• RECORDS FOR PROCESSING:
-------------------------

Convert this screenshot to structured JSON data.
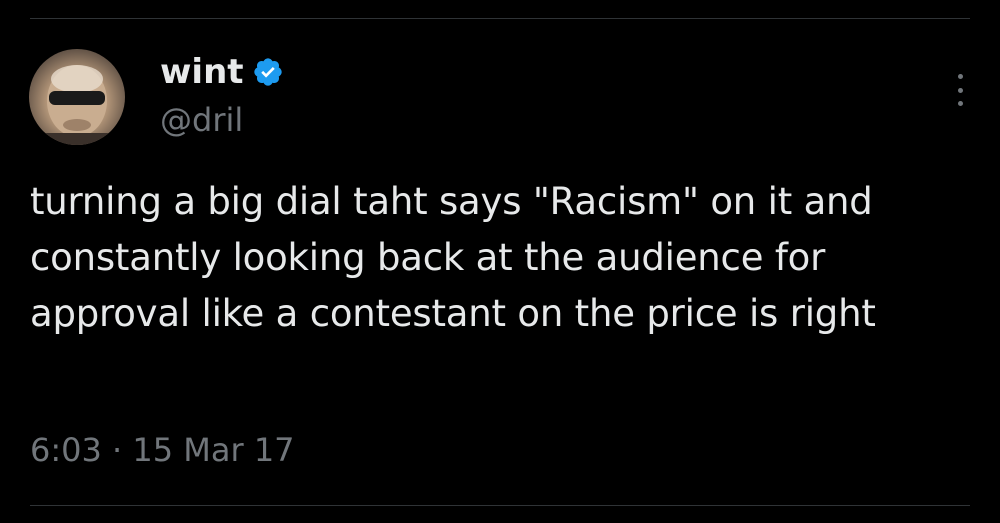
{
  "tweet": {
    "author": {
      "display_name": "wint",
      "handle": "@dril",
      "verified": true,
      "avatar_icon": "avatar-icon"
    },
    "text": "turning a big dial taht says \"Racism\" on it and constantly looking back at the audience for approval like a contestant on the price is right",
    "time": "6:03",
    "separator": "·",
    "date": "15 Mar 17"
  },
  "colors": {
    "background": "#000000",
    "text_primary": "#e7e9ea",
    "text_secondary": "#71767b",
    "verified_blue": "#1d9bf0",
    "divider": "#2f3336"
  }
}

-------------------------

• WORK TO COMPLETE:
Repeat the listing verbatim. Skip the pictures.

• SOLUTION TO THIS EXERCISE:
Convert this screenshot to structured JSON data.
{
  "tweet": {
    "author": {
      "display_name": "wint",
      "handle": "@dril",
      "verified": true,
      "avatar_icon": "avatar-icon"
    },
    "text": "turning a big dial taht says \"Racism\" on it and constantly looking back at the audience for approval like a contestant on the price is right",
    "time": "6:03",
    "separator": "·",
    "date": "15 Mar 17"
  },
  "colors": {
    "background": "#000000",
    "text_primary": "#e7e9ea",
    "text_secondary": "#71767b",
    "verified_blue": "#1d9bf0",
    "divider": "#2f3336"
  }
}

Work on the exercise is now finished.